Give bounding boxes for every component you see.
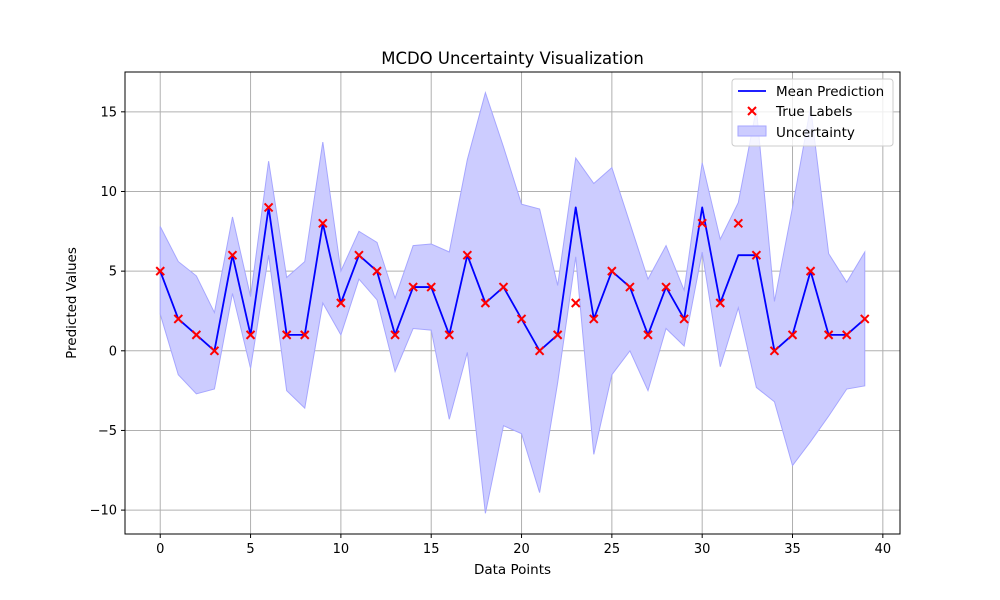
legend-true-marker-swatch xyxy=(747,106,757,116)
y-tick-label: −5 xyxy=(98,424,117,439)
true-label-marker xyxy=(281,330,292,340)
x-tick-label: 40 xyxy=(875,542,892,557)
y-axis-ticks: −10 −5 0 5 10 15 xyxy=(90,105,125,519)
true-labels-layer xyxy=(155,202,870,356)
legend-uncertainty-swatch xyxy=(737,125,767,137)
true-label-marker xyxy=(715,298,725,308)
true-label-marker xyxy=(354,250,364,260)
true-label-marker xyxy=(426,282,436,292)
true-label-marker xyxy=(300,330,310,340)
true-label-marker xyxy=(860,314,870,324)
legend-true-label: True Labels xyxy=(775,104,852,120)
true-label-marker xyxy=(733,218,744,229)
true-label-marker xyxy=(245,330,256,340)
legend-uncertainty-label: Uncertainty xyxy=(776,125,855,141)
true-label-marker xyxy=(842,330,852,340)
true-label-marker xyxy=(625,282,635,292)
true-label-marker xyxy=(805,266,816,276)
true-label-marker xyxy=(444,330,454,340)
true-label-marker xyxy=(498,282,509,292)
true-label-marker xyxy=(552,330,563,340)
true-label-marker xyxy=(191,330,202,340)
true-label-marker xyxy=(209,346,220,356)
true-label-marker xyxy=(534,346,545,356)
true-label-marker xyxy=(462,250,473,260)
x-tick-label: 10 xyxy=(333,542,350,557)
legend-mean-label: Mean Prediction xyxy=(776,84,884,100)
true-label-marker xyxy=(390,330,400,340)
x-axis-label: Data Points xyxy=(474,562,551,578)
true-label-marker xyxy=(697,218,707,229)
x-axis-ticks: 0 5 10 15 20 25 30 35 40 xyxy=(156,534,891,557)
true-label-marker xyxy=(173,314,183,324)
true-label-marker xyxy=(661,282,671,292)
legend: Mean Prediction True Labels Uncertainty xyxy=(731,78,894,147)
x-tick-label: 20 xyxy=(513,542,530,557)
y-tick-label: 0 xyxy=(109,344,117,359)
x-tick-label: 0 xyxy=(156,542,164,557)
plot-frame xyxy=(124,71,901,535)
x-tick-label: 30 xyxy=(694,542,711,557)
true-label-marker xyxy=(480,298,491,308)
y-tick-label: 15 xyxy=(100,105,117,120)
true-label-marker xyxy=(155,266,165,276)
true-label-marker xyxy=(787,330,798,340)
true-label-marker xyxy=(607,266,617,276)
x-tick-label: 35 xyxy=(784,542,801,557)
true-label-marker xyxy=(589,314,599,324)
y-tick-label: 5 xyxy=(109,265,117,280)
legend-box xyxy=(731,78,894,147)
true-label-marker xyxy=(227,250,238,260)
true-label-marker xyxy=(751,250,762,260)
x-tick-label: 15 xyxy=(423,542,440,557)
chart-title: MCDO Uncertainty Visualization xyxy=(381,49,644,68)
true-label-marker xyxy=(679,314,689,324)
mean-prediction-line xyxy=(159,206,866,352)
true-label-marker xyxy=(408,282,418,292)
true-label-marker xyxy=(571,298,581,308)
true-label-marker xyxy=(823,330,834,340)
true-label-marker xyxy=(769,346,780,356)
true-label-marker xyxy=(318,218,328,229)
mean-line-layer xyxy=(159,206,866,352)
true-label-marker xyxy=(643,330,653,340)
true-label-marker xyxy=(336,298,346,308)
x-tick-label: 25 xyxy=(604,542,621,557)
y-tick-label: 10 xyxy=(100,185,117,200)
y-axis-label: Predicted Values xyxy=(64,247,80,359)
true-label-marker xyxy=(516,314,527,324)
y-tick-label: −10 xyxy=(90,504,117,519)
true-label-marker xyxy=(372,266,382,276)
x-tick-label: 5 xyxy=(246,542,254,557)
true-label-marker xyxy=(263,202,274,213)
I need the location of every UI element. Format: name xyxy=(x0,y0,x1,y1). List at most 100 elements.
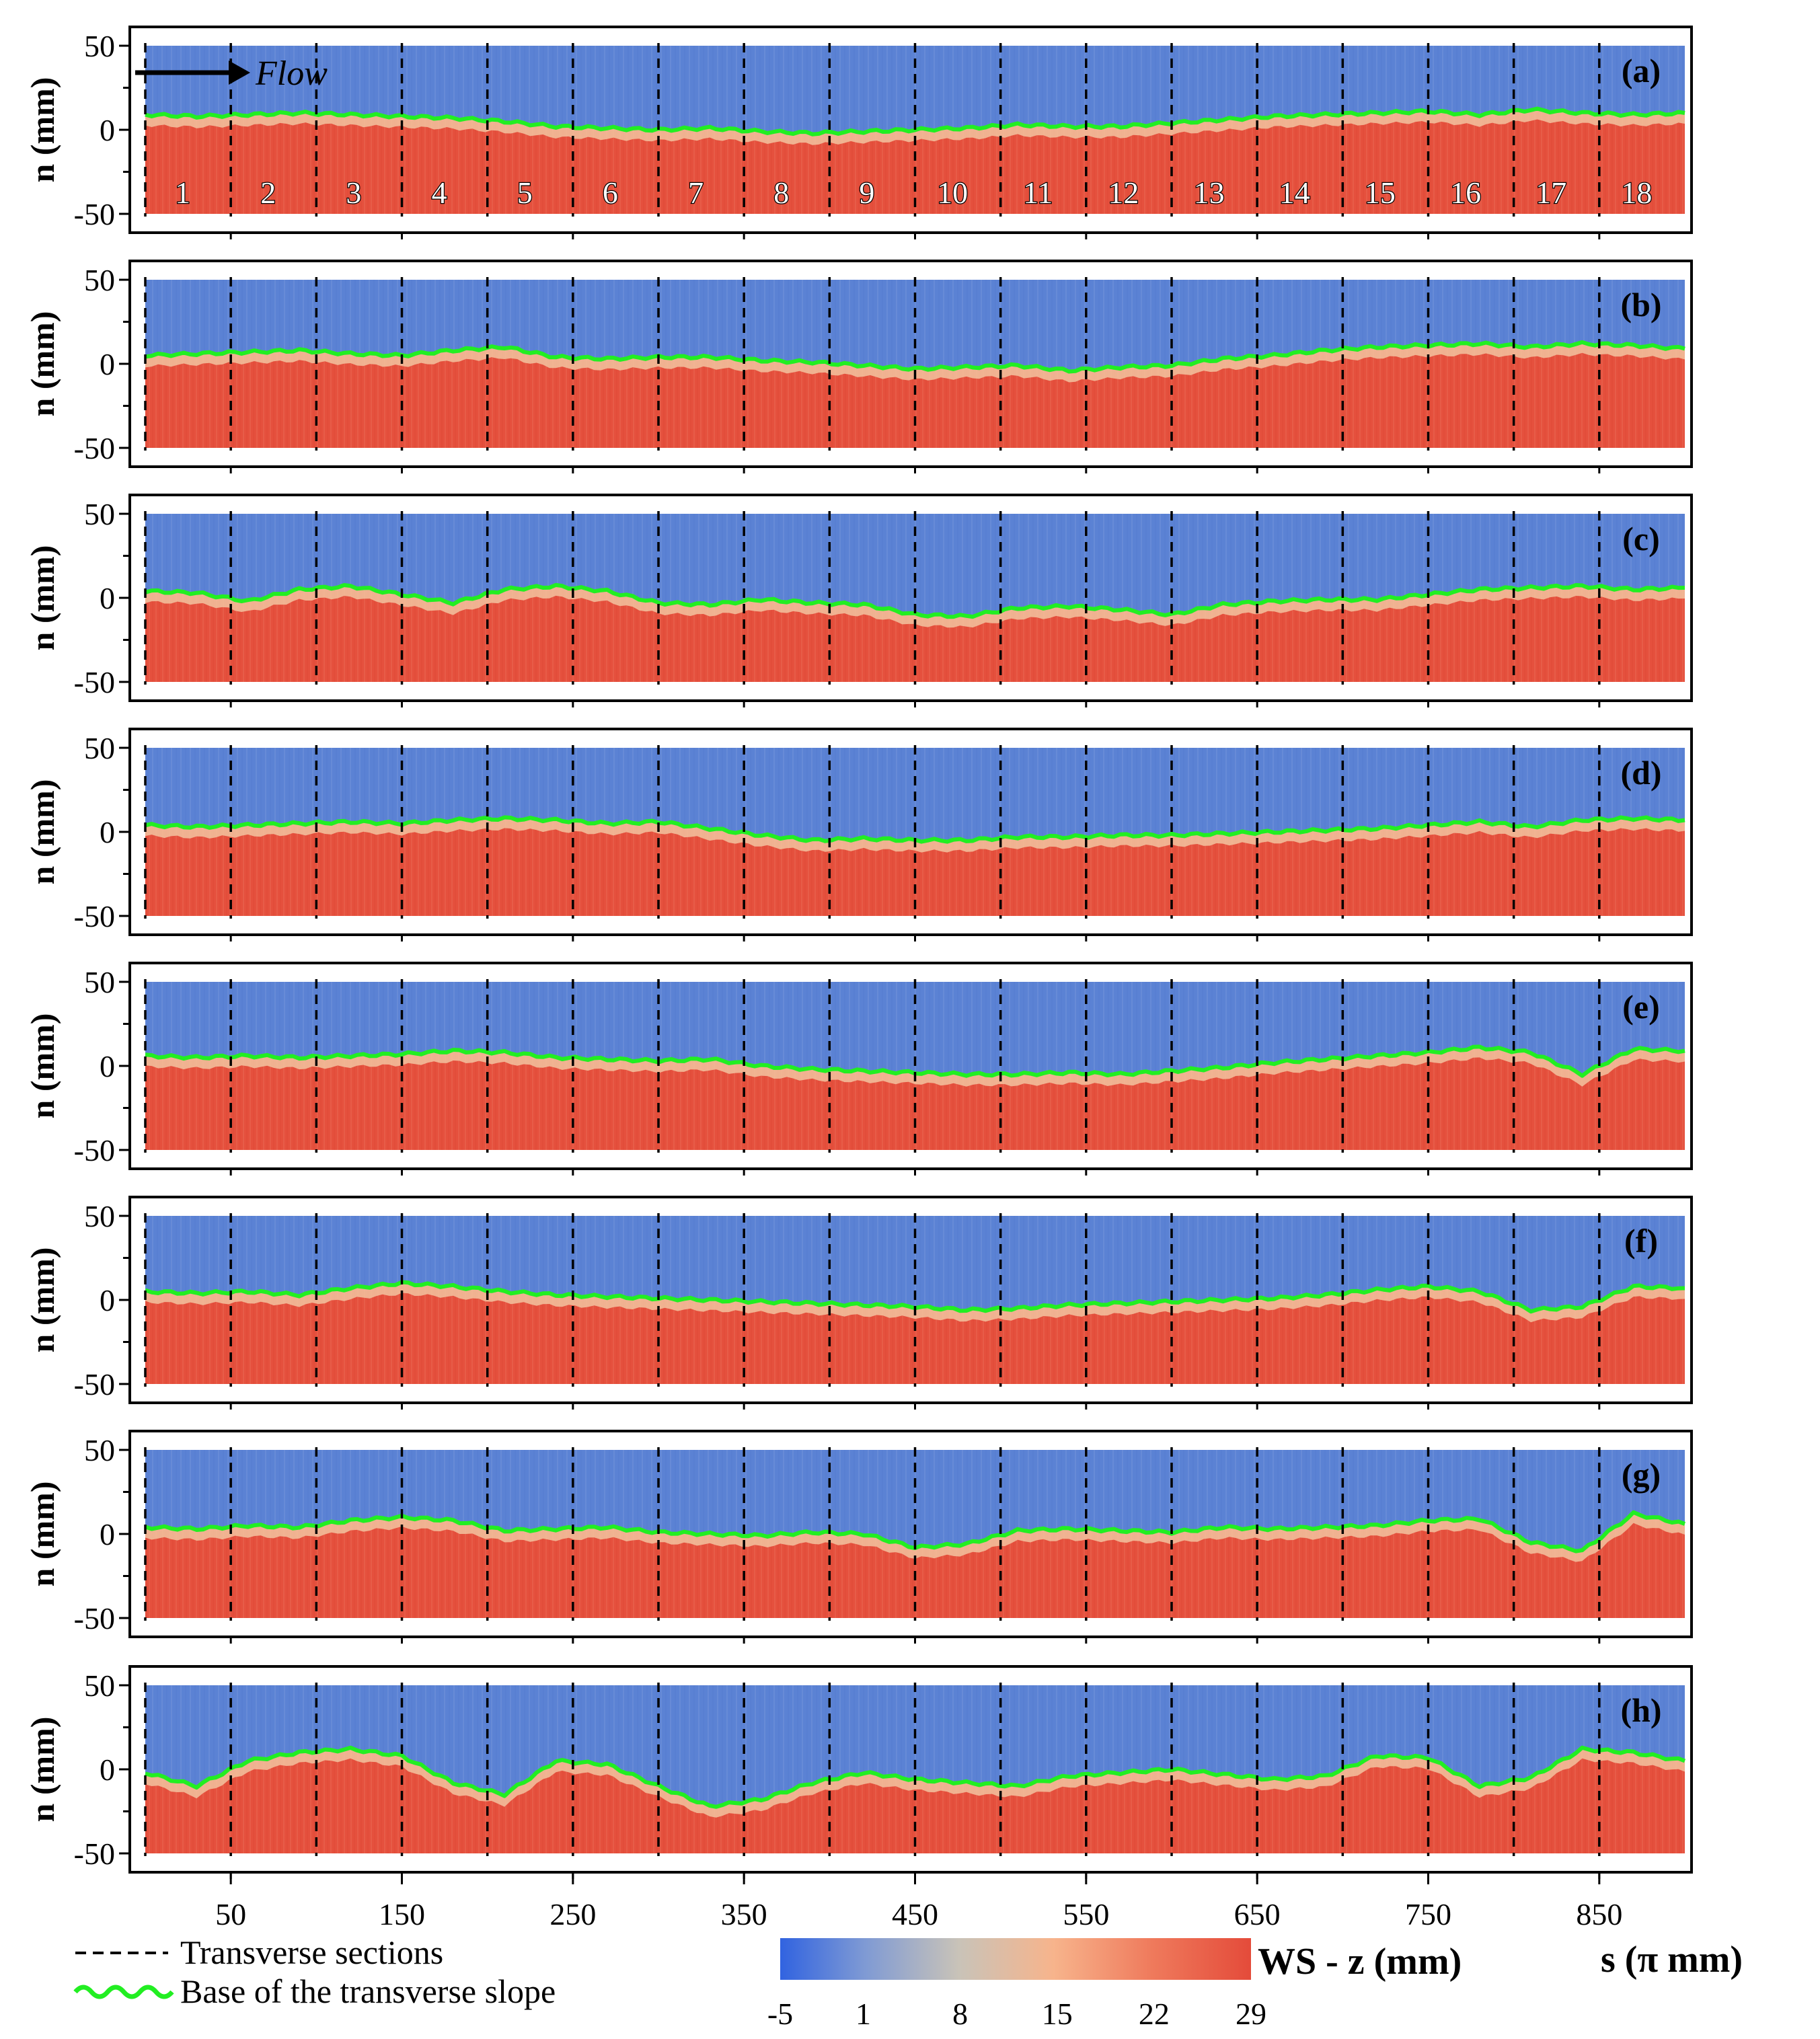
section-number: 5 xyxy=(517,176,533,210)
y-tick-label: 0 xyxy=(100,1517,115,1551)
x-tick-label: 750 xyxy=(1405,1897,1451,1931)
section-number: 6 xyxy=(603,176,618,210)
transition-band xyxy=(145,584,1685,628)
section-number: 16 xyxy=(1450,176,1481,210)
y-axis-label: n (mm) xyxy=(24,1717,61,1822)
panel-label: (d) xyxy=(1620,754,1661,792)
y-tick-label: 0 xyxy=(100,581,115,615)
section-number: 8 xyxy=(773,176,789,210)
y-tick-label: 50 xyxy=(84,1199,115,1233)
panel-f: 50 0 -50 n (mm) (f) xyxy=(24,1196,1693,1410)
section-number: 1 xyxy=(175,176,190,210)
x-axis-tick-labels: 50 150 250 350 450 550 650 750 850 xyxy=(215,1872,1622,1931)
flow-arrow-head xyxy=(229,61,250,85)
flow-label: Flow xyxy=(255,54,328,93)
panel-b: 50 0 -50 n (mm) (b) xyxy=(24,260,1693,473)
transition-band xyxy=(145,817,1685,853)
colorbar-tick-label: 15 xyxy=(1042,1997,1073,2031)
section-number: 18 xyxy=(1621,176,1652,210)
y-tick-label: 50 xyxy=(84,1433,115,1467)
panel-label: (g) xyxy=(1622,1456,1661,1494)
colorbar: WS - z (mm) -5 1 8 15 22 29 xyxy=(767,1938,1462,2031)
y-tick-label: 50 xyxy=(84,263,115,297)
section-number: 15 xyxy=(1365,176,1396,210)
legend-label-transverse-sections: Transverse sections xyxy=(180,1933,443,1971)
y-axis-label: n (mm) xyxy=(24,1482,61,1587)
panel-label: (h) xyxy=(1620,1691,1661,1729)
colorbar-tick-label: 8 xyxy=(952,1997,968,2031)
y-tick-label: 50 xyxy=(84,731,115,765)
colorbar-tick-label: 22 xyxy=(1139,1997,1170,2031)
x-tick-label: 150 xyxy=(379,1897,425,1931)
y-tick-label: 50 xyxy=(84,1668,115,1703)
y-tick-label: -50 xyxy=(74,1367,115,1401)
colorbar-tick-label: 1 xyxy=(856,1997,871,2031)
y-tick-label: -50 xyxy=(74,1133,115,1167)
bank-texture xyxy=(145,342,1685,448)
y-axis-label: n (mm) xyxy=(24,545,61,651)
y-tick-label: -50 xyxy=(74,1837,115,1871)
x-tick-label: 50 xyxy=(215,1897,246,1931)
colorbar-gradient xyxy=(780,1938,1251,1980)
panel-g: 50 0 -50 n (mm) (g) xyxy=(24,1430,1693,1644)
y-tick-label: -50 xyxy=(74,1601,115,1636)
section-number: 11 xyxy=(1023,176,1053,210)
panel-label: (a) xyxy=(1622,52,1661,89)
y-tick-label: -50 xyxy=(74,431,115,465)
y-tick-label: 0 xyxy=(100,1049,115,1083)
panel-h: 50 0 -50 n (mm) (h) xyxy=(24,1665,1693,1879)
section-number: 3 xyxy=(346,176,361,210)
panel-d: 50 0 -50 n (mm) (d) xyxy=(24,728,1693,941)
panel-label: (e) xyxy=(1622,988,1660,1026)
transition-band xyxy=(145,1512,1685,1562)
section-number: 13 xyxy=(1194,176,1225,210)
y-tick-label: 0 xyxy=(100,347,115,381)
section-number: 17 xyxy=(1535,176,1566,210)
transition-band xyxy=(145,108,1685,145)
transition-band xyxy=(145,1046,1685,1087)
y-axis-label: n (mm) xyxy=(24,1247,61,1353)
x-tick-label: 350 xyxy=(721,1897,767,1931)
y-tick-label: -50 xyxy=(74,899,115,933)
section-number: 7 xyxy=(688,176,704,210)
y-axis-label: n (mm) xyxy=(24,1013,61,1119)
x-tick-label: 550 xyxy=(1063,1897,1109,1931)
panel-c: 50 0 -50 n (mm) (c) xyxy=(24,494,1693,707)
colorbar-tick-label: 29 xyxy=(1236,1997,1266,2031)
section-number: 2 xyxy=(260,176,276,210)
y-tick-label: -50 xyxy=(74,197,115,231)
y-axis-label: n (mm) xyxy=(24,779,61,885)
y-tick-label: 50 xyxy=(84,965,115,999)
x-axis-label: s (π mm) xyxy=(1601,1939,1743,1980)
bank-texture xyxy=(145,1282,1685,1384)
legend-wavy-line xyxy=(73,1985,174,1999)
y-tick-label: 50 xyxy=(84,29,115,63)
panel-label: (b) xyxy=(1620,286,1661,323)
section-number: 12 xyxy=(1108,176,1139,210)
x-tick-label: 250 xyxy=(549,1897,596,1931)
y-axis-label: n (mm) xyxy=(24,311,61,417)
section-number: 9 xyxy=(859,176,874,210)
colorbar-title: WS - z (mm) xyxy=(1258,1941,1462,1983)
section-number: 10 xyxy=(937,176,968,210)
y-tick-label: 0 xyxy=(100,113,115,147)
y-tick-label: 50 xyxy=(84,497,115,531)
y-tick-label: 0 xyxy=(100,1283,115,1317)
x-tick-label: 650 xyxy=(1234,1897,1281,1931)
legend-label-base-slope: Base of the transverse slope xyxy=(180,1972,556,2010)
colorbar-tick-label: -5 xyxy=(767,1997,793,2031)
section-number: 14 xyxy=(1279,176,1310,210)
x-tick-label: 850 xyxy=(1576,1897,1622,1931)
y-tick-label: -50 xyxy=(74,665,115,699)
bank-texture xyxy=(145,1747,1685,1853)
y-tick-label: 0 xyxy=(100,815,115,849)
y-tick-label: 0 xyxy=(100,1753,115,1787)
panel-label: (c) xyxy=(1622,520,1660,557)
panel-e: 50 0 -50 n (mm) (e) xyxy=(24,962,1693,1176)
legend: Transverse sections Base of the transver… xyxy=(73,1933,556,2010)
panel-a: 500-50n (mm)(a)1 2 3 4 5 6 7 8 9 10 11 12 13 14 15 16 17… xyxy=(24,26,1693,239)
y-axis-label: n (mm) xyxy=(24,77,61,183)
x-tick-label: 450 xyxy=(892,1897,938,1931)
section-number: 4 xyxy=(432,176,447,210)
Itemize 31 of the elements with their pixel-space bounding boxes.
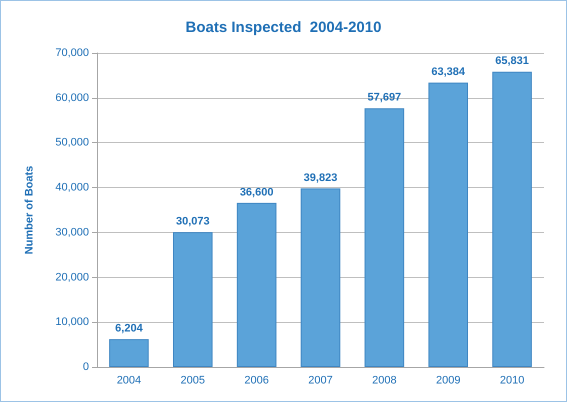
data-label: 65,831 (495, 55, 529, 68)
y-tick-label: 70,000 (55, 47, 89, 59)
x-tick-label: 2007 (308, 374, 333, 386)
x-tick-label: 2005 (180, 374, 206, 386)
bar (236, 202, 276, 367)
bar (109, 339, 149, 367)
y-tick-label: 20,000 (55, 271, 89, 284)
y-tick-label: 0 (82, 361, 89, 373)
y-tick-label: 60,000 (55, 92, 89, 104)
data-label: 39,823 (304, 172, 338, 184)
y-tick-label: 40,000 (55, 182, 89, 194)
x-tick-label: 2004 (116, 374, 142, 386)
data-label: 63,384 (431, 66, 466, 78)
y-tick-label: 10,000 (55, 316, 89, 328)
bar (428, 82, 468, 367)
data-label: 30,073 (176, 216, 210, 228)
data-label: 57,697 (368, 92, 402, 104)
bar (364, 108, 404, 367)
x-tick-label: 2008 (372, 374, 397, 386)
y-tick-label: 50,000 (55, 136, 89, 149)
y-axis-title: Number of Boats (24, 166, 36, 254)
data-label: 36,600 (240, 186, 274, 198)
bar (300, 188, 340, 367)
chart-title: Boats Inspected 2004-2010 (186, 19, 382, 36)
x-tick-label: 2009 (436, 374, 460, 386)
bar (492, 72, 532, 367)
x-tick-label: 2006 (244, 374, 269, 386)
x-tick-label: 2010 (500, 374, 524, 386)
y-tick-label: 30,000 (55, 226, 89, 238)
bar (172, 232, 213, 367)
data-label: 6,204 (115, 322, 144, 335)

********************

Rewrite the listing lines from the line with "legend-true-marker-swatch xyxy=(747,106,757,116)" up to and including the line with "true-label-marker xyxy=(625,282,635,292)", swapping every occurrence of "true-label-marker" for "observed-point-marker" and leaving everything else unchanged. Give only those lines.

## The response
legend-true-marker-swatch xyxy=(747,106,757,116)
y-tick-label: −5 xyxy=(98,424,117,439)
observed-point-marker xyxy=(281,330,292,340)
x-tick-label: 40 xyxy=(875,542,892,557)
y-axis-ticks: −10 −5 0 5 10 15 xyxy=(90,105,125,519)
true-labels-layer xyxy=(155,202,870,356)
legend-uncertainty-swatch xyxy=(737,125,767,137)
observed-point-marker xyxy=(715,298,725,308)
observed-point-marker xyxy=(354,250,364,260)
observed-point-marker xyxy=(426,282,436,292)
observed-point-marker xyxy=(300,330,310,340)
observed-point-marker xyxy=(860,314,870,324)
legend-true-label: True Labels xyxy=(775,104,852,120)
observed-point-marker xyxy=(733,218,744,229)
observed-point-marker xyxy=(245,330,256,340)
legend-uncertainty-label: Uncertainty xyxy=(776,125,855,141)
observed-point-marker xyxy=(842,330,852,340)
observed-point-marker xyxy=(625,282,635,292)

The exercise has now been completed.